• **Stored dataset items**
>>>

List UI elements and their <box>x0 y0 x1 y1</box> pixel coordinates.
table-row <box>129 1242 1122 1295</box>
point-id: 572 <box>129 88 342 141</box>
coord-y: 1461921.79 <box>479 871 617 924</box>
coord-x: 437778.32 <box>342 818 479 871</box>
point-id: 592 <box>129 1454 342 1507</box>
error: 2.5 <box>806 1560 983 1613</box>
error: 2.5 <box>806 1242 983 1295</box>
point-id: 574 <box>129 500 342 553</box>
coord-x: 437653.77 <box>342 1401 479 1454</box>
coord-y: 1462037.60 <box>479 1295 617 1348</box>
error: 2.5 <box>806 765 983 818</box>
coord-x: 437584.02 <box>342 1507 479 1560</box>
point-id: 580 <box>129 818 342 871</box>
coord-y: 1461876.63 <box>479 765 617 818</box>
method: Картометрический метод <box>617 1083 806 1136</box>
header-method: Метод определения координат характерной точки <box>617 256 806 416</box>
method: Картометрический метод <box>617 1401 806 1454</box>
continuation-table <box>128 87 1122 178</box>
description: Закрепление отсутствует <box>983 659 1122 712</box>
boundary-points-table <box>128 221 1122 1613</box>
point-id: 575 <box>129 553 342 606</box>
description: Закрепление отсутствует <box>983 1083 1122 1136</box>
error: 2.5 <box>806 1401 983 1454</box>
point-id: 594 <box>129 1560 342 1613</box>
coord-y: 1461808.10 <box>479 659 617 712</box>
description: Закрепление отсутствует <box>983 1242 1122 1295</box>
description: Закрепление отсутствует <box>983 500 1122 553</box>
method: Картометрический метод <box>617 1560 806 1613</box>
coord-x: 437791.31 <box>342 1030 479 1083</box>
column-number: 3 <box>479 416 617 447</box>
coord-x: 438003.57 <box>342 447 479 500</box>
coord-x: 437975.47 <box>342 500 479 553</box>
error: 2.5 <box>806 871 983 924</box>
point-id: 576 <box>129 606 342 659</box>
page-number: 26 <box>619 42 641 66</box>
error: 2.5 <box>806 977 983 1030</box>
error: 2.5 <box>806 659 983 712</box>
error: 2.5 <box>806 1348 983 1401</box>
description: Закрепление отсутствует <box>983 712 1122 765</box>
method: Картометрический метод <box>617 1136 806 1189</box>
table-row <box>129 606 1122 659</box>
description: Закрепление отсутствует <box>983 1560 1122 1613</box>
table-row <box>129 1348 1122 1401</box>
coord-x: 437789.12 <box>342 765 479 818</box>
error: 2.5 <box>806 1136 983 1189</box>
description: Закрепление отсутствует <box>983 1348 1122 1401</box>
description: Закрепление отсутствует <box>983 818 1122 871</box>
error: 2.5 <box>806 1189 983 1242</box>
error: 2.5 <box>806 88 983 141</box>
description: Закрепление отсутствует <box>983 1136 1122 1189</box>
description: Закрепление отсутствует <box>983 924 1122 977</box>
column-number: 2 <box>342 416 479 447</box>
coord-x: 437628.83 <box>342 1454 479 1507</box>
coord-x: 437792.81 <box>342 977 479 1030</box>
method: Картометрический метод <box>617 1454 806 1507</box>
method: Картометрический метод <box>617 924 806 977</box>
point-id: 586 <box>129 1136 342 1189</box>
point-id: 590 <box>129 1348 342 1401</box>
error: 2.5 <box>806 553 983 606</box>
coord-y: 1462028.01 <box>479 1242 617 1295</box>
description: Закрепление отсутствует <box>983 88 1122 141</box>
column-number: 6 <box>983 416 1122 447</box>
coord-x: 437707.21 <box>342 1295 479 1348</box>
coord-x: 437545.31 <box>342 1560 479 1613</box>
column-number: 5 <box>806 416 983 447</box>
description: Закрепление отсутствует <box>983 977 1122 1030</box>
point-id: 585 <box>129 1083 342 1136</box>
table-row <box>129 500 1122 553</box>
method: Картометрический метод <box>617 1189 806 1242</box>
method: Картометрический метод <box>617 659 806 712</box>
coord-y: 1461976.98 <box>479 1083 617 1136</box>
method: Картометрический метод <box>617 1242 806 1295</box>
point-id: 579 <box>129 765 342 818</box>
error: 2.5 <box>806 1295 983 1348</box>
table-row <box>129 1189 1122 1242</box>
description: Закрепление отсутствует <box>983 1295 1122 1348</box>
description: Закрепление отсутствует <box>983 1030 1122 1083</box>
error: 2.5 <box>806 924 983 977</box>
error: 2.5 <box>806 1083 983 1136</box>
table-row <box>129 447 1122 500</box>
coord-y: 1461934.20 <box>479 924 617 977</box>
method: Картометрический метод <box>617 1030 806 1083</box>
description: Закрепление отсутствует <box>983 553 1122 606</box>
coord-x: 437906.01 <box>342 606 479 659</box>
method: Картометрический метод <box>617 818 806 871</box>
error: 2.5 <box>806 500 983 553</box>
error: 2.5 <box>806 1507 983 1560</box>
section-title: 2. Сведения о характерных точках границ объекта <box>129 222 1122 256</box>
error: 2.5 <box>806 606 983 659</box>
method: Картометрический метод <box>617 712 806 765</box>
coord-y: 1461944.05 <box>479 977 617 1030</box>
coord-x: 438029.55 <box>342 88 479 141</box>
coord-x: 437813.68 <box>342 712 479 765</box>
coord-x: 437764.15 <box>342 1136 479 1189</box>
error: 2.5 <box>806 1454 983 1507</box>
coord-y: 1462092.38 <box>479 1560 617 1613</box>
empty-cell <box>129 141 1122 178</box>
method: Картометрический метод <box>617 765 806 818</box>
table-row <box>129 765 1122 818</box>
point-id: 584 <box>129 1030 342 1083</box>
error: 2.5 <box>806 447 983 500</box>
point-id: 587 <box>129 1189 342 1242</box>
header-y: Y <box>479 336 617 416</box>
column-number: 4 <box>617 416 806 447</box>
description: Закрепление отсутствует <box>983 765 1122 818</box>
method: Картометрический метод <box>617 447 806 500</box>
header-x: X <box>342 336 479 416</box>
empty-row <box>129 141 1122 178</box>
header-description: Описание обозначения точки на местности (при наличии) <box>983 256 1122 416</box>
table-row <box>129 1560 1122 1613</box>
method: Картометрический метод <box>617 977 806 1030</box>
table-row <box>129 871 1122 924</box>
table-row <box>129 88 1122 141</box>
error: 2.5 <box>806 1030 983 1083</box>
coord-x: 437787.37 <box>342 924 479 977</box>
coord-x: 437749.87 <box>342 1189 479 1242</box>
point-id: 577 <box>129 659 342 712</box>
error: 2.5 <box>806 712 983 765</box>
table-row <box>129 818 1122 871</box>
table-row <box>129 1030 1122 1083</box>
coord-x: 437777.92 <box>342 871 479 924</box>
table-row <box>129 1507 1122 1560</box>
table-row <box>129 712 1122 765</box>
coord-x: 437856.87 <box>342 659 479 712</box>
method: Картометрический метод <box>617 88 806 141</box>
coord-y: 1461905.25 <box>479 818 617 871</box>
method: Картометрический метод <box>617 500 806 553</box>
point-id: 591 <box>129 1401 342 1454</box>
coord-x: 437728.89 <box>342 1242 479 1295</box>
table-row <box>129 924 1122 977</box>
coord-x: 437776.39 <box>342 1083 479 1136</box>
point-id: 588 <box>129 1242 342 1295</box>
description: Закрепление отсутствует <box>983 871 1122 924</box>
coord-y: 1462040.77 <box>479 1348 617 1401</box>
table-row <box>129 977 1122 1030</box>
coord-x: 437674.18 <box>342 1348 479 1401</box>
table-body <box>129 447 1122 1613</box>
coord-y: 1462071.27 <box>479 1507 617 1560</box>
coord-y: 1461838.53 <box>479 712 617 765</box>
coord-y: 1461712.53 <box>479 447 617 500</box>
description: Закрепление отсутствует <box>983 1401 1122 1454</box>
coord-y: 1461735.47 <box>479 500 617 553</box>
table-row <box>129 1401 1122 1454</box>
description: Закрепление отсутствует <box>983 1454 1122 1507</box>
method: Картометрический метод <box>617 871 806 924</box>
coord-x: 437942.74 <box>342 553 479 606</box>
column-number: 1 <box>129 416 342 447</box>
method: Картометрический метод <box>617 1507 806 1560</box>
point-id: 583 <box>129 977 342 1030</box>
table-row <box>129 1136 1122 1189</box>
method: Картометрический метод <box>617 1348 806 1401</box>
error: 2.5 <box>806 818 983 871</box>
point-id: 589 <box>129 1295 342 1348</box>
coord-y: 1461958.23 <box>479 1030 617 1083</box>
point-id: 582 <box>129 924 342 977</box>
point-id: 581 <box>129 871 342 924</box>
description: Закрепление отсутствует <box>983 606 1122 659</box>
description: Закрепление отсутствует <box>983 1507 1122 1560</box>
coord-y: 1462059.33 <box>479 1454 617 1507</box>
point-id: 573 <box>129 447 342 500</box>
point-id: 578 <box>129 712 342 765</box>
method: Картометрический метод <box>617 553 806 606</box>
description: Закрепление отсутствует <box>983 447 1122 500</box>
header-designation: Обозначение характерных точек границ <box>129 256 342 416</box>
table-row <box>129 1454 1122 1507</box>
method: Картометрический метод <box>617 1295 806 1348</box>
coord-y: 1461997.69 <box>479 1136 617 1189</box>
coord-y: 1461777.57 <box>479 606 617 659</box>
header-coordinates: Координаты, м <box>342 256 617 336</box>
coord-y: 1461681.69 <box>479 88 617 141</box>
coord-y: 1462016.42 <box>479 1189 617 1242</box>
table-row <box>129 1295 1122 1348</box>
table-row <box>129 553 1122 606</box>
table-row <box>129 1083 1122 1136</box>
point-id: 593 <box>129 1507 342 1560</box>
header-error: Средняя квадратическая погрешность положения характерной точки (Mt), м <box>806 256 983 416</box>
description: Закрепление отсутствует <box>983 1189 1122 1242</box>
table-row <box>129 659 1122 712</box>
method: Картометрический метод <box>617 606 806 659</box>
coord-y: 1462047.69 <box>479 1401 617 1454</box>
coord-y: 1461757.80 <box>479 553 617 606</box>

<<<

• **WRITTEN TASK**
Turn the records, from the first line through the line containing "point-id: 576 <box>129 606 342 659</box>", into a Markdown table with columns named Row and Entry. Put a row number in Row and the line in Entry, and leave out any blank lines.

• **SOLUTION TO THIS EXERCISE**
| Row | Entry |
|---|---|
| 1 | List UI elements and their <box>x0 y0 x1 y1</box> pixel coordinates. |
| 2 | table-row <box>129 1242 1122 1295</box> |
| 3 | point-id: 572 <box>129 88 342 141</box> |
| 4 | coord-y: 1461921.79 <box>479 871 617 924</box> |
| 5 | coord-x: 437778.32 <box>342 818 479 871</box> |
| 6 | point-id: 592 <box>129 1454 342 1507</box> |
| 7 | error: 2.5 <box>806 1560 983 1613</box> |
| 8 | error: 2.5 <box>806 1242 983 1295</box> |
| 9 | point-id: 574 <box>129 500 342 553</box> |
| 10 | coord-x: 437653.77 <box>342 1401 479 1454</box> |
| 11 | coord-y: 1462037.60 <box>479 1295 617 1348</box> |
| 12 | error: 2.5 <box>806 765 983 818</box> |
| 13 | coord-x: 437584.02 <box>342 1507 479 1560</box> |
| 14 | point-id: 580 <box>129 818 342 871</box> |
| 15 | coord-y: 1461876.63 <box>479 765 617 818</box> |
| 16 | method: Картометрический метод <box>617 1083 806 1136</box> |
| 17 | header-method: Метод определения координат характерной точки <box>617 256 806 416</box> |
| 18 | method: Картометрический метод <box>617 1401 806 1454</box> |
| 19 | continuation-table <box>128 87 1122 178</box> |
| 20 | description: Закрепление отсутствует <box>983 659 1122 712</box> |
| 21 | boundary-points-table <box>128 221 1122 1613</box> |
| 22 | point-id: 575 <box>129 553 342 606</box> |
| 23 | description: Закрепление отсутствует <box>983 1083 1122 1136</box> |
| 24 | error: 2.5 <box>806 1401 983 1454</box> |
| 25 | point-id: 594 <box>129 1560 342 1613</box> |
| 26 | coord-y: 1461808.10 <box>479 659 617 712</box> |
| 27 | description: Закрепление отсутствует <box>983 1242 1122 1295</box> |
| 28 | description: Закрепление отсутствует <box>983 500 1122 553</box> |
| 29 | method: Картометрический метод <box>617 1560 806 1613</box> |
| 30 | coord-x: 437791.31 <box>342 1030 479 1083</box> |
| 31 | column-number: 3 <box>479 416 617 447</box> |
| 32 | coord-x: 438003.57 <box>342 447 479 500</box> |
| 33 | coord-x: 437975.47 <box>342 500 479 553</box> |
| 34 | error: 2.5 <box>806 871 983 924</box> |
| 35 | point-id: 576 <box>129 606 342 659</box> |